ENUNCIADO 1: Transcreva fielmente as entradas a partir da linha que contém "Give bounding boxes" até à linha que contém "716, 704, 734]", incluindo ambas.

EXCERTO SELECIONADO:
____

"Sputnik"
Por Nuno Crato
TINHA EU CINCO ANOS quando ouvi um nome novo e curioso: «Sputnik». Não me lembro desse momento, porque de pouco ou nada me lembro dessa altura, mas sei que anos depois a palavra mágica continuava a ser ouvida. E as conversas eram estranhas. O meu pai explicara-me que se tratava de um satélite artificial da Terra. O primeiro. E que tinha sido lançado pela União Soviética, uma país distante e misterioso, que se identificava com «a Rússia», aquele lugar de que se falava a propósito de uma estação de rádio que era proibido escutar, dos pastorinhos de Fátima e de muitas outras coisas. Sabia-se, por exemplo, que Salazar não gostava da Rússia e, por isso, ao falar do Sputnik falava-se mais baixo e olhava-se à volta. Para mim, que era muito miúdo, era tudo um jogo misterioso.
Falava-se também de um professor universitário português que tinha dito que o Sputnik não existia, que era uma arma de propaganda comunista, pois era cientificamente impossível haver um satélite artificial da Terra. De repente, deixou de se falar desse professor universitário, pois os Estados Unidos tinham também colocado um satélite no espaço.
Anos mais tarde, muitos anos mais tarde, tentei reconstituir o que se passara. Ao que parece, o professor universitário não era um, mas sim dois: um em Lisboa e outro no Porto. Este último foi durante muitos anos alvo de chacota por parte dos seus alunos. O primeiro penso que também. Nunca consegui, no entanto, esclarecer completamente o que se passara. As lendas abundam, mas nomes concretos, declarações, registos, documentos, tudo isso falta.
E gostaria de esclarecer o que se passara pois creio que o episódio foi revelador e sintomático. Face aos progressos científicos de outros países respondia-se com desdém. E o desdém não era só dirigido «à Rússia». Era dirigido também aos Estados Unidos da América, país pelo qual Salazar nunca morreu de amores. Só alguns anos mais tarde percebi por que os progressos científicos dos norte-americanos eram também desdenhados.
Foi preciso passarem 12 anos. Lembro-me de ter visto na televisão imagens confusas de algo muito mais arrojado do que um satélite. Estava na praia do Baleal e a televisão existia no nosso país há poucos anos. Pouca gente a tinha. O aparelho onde vi as imagens estava num café cheio de gente. Tão cheio que era difícil aproximarmo-nos do écran. Lembro-me que os meus pais estavam em Lisboa nesse dia. Como não tinham televisão, foram à Baixa, onde havia aparelhos a funcionar nas vitrines das lojas. Foi daí que viram as mesmas imagens que eu estava a ver. Imagens trémulas, pois tinham viajado 384 milhares de quilómetros. Era 20 de Julho de 1969. As imagens mostravam Neil Armstrong a pisar o solo da Lua.

____

ENTRADAS FORNECIDAS:
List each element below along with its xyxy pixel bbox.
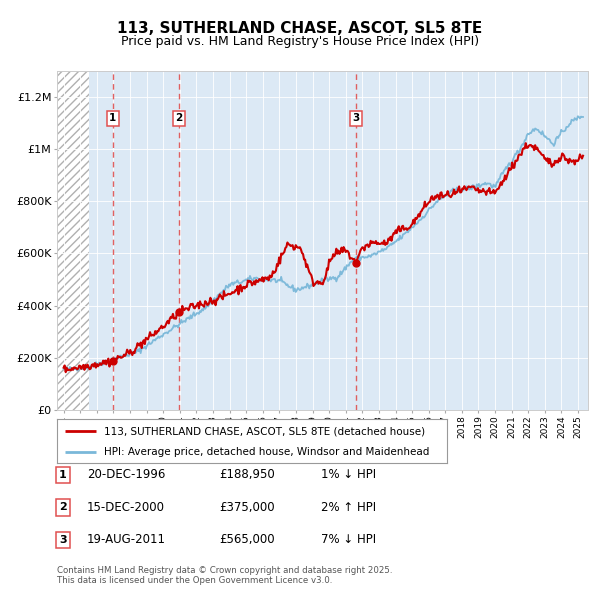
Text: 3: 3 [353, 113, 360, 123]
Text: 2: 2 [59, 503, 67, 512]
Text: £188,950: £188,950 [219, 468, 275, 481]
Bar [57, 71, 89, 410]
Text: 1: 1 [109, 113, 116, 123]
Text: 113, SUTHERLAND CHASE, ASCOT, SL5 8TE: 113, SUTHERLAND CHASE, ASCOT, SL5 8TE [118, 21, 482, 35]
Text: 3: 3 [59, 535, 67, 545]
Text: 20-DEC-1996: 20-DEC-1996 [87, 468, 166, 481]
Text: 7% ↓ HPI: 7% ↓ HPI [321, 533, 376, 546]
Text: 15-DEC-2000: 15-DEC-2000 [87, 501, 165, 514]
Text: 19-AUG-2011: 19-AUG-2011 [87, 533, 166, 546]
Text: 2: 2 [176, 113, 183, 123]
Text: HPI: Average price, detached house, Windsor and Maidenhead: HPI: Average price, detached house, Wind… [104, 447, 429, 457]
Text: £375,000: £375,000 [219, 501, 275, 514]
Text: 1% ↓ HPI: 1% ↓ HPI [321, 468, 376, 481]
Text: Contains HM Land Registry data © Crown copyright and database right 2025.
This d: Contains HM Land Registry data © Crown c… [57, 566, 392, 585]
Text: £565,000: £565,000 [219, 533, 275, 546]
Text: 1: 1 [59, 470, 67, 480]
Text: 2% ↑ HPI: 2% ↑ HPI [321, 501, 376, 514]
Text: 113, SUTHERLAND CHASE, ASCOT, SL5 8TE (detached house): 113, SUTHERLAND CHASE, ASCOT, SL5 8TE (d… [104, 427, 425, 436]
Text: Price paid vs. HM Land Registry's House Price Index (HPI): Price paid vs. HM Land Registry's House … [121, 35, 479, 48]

____

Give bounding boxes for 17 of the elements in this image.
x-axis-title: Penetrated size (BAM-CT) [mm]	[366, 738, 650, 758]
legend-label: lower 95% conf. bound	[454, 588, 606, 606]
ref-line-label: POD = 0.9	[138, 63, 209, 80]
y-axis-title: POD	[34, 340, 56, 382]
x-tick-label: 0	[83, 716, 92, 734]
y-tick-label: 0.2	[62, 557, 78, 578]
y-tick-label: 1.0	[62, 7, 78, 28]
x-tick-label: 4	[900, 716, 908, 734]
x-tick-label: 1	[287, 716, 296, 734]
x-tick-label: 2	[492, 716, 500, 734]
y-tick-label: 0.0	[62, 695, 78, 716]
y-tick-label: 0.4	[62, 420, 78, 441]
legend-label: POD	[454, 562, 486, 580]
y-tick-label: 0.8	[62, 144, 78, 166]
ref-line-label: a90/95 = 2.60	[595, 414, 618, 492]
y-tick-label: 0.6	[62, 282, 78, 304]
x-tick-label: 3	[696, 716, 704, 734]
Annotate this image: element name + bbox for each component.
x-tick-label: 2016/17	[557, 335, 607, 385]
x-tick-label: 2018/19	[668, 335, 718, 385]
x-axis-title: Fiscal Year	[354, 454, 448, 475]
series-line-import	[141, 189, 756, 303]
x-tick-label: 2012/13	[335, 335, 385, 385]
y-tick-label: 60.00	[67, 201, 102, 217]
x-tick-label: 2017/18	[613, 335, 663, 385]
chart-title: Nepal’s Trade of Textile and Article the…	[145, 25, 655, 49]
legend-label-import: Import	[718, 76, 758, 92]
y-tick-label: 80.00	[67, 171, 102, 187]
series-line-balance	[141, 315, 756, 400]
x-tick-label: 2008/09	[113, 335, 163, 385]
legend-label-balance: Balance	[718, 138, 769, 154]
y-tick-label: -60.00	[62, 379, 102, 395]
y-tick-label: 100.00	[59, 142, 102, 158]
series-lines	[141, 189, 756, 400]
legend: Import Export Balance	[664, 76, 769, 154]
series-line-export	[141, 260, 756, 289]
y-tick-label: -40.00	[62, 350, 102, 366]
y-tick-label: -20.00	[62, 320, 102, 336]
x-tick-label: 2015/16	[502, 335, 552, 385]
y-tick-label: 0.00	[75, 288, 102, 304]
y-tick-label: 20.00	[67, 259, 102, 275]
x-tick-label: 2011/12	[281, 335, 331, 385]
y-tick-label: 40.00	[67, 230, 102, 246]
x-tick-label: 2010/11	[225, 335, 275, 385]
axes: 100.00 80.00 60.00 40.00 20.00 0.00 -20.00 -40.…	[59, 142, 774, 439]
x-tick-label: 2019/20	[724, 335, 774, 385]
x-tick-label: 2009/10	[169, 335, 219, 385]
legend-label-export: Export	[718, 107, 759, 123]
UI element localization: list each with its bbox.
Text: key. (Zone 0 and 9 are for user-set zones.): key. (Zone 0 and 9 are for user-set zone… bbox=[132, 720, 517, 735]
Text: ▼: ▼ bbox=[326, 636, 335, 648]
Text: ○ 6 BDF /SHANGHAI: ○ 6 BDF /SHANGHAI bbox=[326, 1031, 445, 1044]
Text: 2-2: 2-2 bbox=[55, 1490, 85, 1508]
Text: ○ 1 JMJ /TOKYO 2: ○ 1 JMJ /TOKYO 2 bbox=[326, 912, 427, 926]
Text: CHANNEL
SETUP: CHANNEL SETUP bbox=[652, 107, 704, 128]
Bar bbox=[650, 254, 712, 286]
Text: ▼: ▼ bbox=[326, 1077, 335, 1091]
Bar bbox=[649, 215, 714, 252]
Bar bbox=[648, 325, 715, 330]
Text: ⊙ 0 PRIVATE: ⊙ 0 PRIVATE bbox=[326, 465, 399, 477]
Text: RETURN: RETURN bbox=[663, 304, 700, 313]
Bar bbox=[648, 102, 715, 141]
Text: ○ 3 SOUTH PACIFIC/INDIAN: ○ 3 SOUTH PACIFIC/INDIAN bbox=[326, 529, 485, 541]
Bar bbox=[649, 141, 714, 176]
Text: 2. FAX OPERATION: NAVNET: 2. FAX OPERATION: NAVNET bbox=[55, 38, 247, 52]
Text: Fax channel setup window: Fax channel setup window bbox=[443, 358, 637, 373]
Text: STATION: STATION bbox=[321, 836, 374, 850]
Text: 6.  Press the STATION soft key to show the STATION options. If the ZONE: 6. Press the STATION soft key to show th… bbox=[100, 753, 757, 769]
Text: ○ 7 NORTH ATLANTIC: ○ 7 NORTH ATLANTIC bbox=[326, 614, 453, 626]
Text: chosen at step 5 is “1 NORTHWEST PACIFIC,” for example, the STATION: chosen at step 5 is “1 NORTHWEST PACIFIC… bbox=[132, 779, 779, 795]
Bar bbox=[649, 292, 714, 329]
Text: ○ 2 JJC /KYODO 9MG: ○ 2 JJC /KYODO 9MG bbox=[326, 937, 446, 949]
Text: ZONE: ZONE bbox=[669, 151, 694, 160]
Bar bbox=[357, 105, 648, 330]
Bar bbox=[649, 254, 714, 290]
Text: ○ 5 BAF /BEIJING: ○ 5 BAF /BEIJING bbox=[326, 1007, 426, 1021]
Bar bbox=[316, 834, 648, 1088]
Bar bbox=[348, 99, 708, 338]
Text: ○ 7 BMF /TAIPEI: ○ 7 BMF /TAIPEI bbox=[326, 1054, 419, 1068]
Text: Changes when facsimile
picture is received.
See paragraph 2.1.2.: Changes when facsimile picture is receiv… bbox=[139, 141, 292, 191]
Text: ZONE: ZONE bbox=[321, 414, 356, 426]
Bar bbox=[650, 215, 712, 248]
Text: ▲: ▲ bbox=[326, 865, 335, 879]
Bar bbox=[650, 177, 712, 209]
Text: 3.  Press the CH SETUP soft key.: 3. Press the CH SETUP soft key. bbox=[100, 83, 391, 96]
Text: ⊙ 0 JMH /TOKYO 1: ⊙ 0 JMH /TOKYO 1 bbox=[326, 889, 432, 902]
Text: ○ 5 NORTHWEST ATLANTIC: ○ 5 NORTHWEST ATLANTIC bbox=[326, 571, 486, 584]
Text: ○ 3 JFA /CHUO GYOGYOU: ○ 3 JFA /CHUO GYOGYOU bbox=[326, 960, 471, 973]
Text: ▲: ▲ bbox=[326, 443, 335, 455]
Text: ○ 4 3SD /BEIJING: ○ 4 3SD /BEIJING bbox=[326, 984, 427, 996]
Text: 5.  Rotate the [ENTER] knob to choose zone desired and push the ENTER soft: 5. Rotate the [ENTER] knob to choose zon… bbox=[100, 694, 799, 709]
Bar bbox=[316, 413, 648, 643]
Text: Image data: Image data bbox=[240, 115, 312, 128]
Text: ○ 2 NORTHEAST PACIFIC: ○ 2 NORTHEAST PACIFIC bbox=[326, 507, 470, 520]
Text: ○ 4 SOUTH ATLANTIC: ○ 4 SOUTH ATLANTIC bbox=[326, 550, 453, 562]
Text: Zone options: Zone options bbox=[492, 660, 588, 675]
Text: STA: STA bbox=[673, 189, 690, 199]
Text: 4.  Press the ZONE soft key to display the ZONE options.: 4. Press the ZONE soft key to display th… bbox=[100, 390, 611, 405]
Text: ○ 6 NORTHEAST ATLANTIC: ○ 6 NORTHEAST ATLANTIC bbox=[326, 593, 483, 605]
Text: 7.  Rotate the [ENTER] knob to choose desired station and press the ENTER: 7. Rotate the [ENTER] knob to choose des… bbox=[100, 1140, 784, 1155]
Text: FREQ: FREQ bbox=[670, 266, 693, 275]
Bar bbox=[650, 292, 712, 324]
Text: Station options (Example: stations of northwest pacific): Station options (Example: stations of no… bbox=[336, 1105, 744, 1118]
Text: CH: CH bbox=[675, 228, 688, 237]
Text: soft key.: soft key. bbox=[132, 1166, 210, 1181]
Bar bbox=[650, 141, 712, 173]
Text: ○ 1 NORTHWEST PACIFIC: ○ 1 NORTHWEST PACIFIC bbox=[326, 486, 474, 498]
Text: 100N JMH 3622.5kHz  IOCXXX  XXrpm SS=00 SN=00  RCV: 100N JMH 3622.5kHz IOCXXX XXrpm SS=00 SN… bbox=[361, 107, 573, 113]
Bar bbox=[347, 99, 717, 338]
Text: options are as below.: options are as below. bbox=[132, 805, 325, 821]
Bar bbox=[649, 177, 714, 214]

____

ENUNCIADO 2: Prossiga o texto sobre o Sputnik a partir do ponto em que termina.

RESPOSTA CORRETA 1:
Give bounding boxes for 17 of the elements in this image.
x-axis-title: Penetrated size (BAM-CT) [mm]	[366, 738, 650, 758]
legend-label: lower 95% conf. bound	[454, 588, 606, 606]
ref-line-label: POD = 0.9	[138, 63, 209, 80]
y-axis-title: POD	[34, 340, 56, 382]
x-tick-label: 0	[83, 716, 92, 734]
y-tick-label: 0.2	[62, 557, 78, 578]
y-tick-label: 1.0	[62, 7, 78, 28]
x-tick-label: 4	[900, 716, 908, 734]
x-tick-label: 1	[287, 716, 296, 734]
x-tick-label: 2	[492, 716, 500, 734]
y-tick-label: 0.0	[62, 695, 78, 716]
y-tick-label: 0.4	[62, 420, 78, 441]
legend-label: POD	[454, 562, 486, 580]
y-tick-label: 0.8	[62, 144, 78, 166]
ref-line-label: a90/95 = 2.60	[595, 414, 618, 492]
y-tick-label: 0.6	[62, 282, 78, 304]
x-tick-label: 3	[696, 716, 704, 734]

RESPOSTA CORRETA 2:
Lembro-me de amigos dos meus pais acharem toda essa curiosidade e todo esse entusiasmo despropositados. Afinal, quem tinha aparecido na televisão eram americanos. Só teriam ido à Lua por dinheiro e despeito. Os russos tinham estado sempre à frente na corrida ao espaço, diziam, e os norte-americanos apenas tinham conseguido sucessos na fase final...
Nunca percebi muito bem como era possível que pessoas inteligentes pudessem rejeitar avanços científicos e tecnológicos. Como era possível haver professores universitários que escondessem a cabeça na areia dizendo que o Sputnik não existia?! E como era possível não se estar emocionado com a chegada do homem à Lua?! É de facto estranho, mas revela uma atitude que persiste. Ainda há poucos anos se ouviram intelectuais portugueses a protestar com os gastos na exploração de Marte.
Vou prosseguir a minha história. Passados outros tantos anos, fui estudar para os Estados Unidos, país que na altura não me fascinava especialmente, mas de onde regressei, quase 15 anos depois, completamente seduzido. Aí percebi o que se tinha passado depois do Sputnik. Ao contrário de esquecer a sua existência, os norte-americanos reagiram sacudindo a fundo a sociedade.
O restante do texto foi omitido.